### REQUEST
Copy the records below exactly, leaving out any pictures.

## START

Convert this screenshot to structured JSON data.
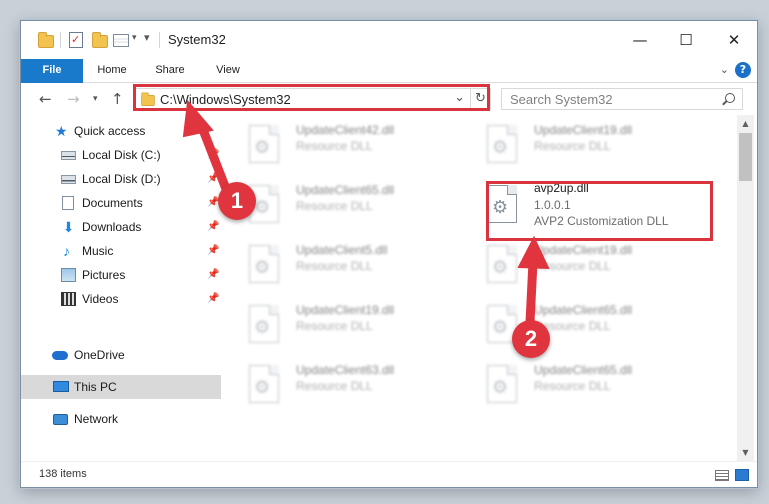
{
  "window": {
    "title": "System32"
  },
  "ribbon": {
    "tabs": [
      "File",
      "Home",
      "Share",
      "View"
    ],
    "help": "?"
  },
  "address": {
    "path": "C:\\Windows\\System32",
    "search_placeholder": "Search System32"
  },
  "navigation": {
    "items": [
      {
        "label": "Quick access",
        "icon": "star-icon",
        "pinned": false
      },
      {
        "label": "Local Disk (C:)",
        "icon": "disk-icon",
        "pinned": true
      },
      {
        "label": "Local Disk (D:)",
        "icon": "disk-icon",
        "pinned": true
      },
      {
        "label": "Documents",
        "icon": "documents-icon",
        "pinned": true
      },
      {
        "label": "Downloads",
        "icon": "download-icon",
        "pinned": true
      },
      {
        "label": "Music",
        "icon": "music-icon",
        "pinned": true
      },
      {
        "label": "Pictures",
        "icon": "pictures-icon",
        "pinned": true
      },
      {
        "label": "Videos",
        "icon": "videos-icon",
        "pinned": true
      },
      {
        "label": "OneDrive",
        "icon": "cloud-icon",
        "pinned": false
      },
      {
        "label": "This PC",
        "icon": "computer-icon",
        "pinned": false,
        "selected": true
      },
      {
        "label": "Network",
        "icon": "network-icon",
        "pinned": false
      }
    ]
  },
  "files": {
    "left": [
      {
        "name": "UpdateClient42.dll",
        "type": "Resource DLL"
      },
      {
        "name": "UpdateClient65.dll",
        "type": "Resource DLL"
      },
      {
        "name": "UpdateClient5.dll",
        "type": "Resource DLL"
      },
      {
        "name": "UpdateClient19.dll",
        "type": "Resource DLL"
      },
      {
        "name": "UpdateClient63.dll",
        "type": "Resource DLL"
      }
    ],
    "right": [
      {
        "name": "UpdateClient19.dll",
        "type": "Resource DLL"
      },
      {
        "name": "UpdateClient19.dll",
        "type": "Resource DLL"
      },
      {
        "name": "UpdateClient65.dll",
        "type": "Resource DLL"
      },
      {
        "name": "UpdateClient65.dll",
        "type": "Resource DLL"
      }
    ],
    "highlighted": {
      "name": "avp2up.dll",
      "version": "1.0.0.1",
      "description": "AVP2 Customization DLL"
    }
  },
  "status": {
    "item_count": "138 items"
  },
  "annotations": {
    "step1": "1",
    "step2": "2",
    "color": "#e0353f"
  }
}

## END

### ANSWER IN FULL
Convert this screenshot to structured JSON data.
{
  "window": {
    "title": "System32"
  },
  "ribbon": {
    "tabs": [
      "File",
      "Home",
      "Share",
      "View"
    ],
    "help": "?"
  },
  "address": {
    "path": "C:\\Windows\\System32",
    "search_placeholder": "Search System32"
  },
  "navigation": {
    "items": [
      {
        "label": "Quick access",
        "icon": "star-icon",
        "pinned": false
      },
      {
        "label": "Local Disk (C:)",
        "icon": "disk-icon",
        "pinned": true
      },
      {
        "label": "Local Disk (D:)",
        "icon": "disk-icon",
        "pinned": true
      },
      {
        "label": "Documents",
        "icon": "documents-icon",
        "pinned": true
      },
      {
        "label": "Downloads",
        "icon": "download-icon",
        "pinned": true
      },
      {
        "label": "Music",
        "icon": "music-icon",
        "pinned": true
      },
      {
        "label": "Pictures",
        "icon": "pictures-icon",
        "pinned": true
      },
      {
        "label": "Videos",
        "icon": "videos-icon",
        "pinned": true
      },
      {
        "label": "OneDrive",
        "icon": "cloud-icon",
        "pinned": false
      },
      {
        "label": "This PC",
        "icon": "computer-icon",
        "pinned": false,
        "selected": true
      },
      {
        "label": "Network",
        "icon": "network-icon",
        "pinned": false
      }
    ]
  },
  "files": {
    "left": [
      {
        "name": "UpdateClient42.dll",
        "type": "Resource DLL"
      },
      {
        "name": "UpdateClient65.dll",
        "type": "Resource DLL"
      },
      {
        "name": "UpdateClient5.dll",
        "type": "Resource DLL"
      },
      {
        "name": "UpdateClient19.dll",
        "type": "Resource DLL"
      },
      {
        "name": "UpdateClient63.dll",
        "type": "Resource DLL"
      }
    ],
    "right": [
      {
        "name": "UpdateClient19.dll",
        "type": "Resource DLL"
      },
      {
        "name": "UpdateClient19.dll",
        "type": "Resource DLL"
      },
      {
        "name": "UpdateClient65.dll",
        "type": "Resource DLL"
      },
      {
        "name": "UpdateClient65.dll",
        "type": "Resource DLL"
      }
    ],
    "highlighted": {
      "name": "avp2up.dll",
      "version": "1.0.0.1",
      "description": "AVP2 Customization DLL"
    }
  },
  "status": {
    "item_count": "138 items"
  },
  "annotations": {
    "step1": "1",
    "step2": "2",
    "color": "#e0353f"
  }
}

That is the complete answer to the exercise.